= Task to complete =
Wherever the string "University" appears in the listing, copy that line.

= Dataset items =
========================================
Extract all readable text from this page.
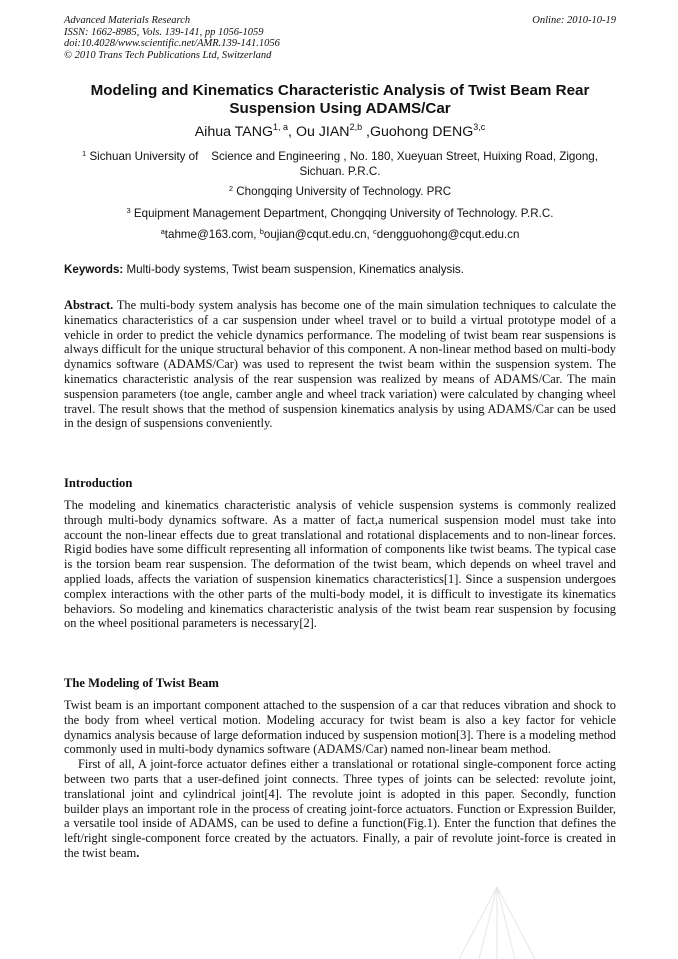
Advanced Materials Research	Online: 2010-10-19
ISSN: 1662-8985, Vols. 139-141, pp 1056-1059
doi:10.4028/www.scientific.net/AMR.139-141.1056
© 2010 Trans Tech Publications Ltd, Switzerland
Modeling and Kinematics Characteristic Analysis of Twist Beam Rear Suspension Using ADAMS/Car
Aihua TANG$^{1, a}$, Ou JIAN$^{2,b}$ ,Guohong DENG$^{3,c}$
$^1$ Sichuan University of    Science and Engineering , No. 180, Xueyuan Street, Huixing Road, Zigong, Sichuan. P.R.C.
$^2$ Chongqing University of Technology. PRC
$^3$ Equipment Management Department, Chongqing University of Technology. P.R.C.
$^a$tahme@163.com, $^b$oujian@cqut.edu.cn, $^c$dengguohong@cqut.edu.cn
Keywords: Multi-body systems, Twist beam suspension, Kinematics analysis.
Abstract. The multi-body system analysis has become one of the main simulation techniques to calculate the kinematics characteristics of a car suspension under wheel travel or to build a virtual prototype model of a vehicle in order to predict the vehicle dynamics performance. The modeling of twist beam rear suspensions is always difficult for the unique structural behavior of this component. A non-linear method based on multi-body dynamics software (ADAMS/Car) was used to represent the twist beam within the suspension system. The kinematics characteristic analysis of the rear suspension was realized by means of ADAMS/Car. The main suspension parameters (toe angle, camber angle and wheel track variation) were calculated by changing wheel travel. The result shows that the method of suspension kinematics analysis by using ADAMS/Car can be used in the design of suspensions conveniently.
Introduction
The modeling and kinematics characteristic analysis of vehicle suspension systems is commonly realized through multi-body dynamics software. As a matter of fact,a numerical suspension model must take into account the non-linear effects due to great translational and rotational displacements and to non-linear forces. Rigid bodies have some difficult representing all information of components like twist beams. The typical case is the torsion beam rear suspension. The deformation of the twist beam, which depends on wheel travel and applied loads, affects the variation of suspension kinematics characteristics[1]. Since a suspension undergoes complex interactions with the other parts of the multi-body model, it is difficult to investigate its kinematics behaviors. So modeling and kinematics characteristic analysis of the twist beam rear suspension by focusing on the wheel positional parameters is necessary[2].
The Modeling of Twist Beam
Twist beam is an important component attached to the suspension of a car that reduces vibration and shock to the body from wheel vertical motion. Modeling accuracy for twist beam is also a key factor for vehicle dynamics analysis because of large deformation induced by suspension motion[3]. There is a modeling method commonly used in multi-body dynamics software (ADAMS/Car) named non-linear beam method.
First of all, A joint-force actuator defines either a translational or rotational single-component force acting between two parts that a user-defined joint connects. Three types of joints can be selected: revolute joint, translational joint and cylindrical joint[4]. The revolute joint is adopted in this paper. Secondly, function builder plays an important role in the process of creating joint-force actuators. Function or Expression Builder, a versatile tool inside of ADAMS, can be used to define a function(Fig.1). Enter the function that defines the left/right single-component force created by the actuators. Finally, a pair of revolute joint-force is created in the twist beam.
========================================
= Final answer =
$^1$ Sichuan University of    Science and Engineering , No. 180, Xueyuan Street, Huixing Road, Zigong, Sichuan. P.R.C.
$^2$ Chongqing University of Technology. PRC
$^3$ Equipment Management Department, Chongqing University of Technology. P.R.C.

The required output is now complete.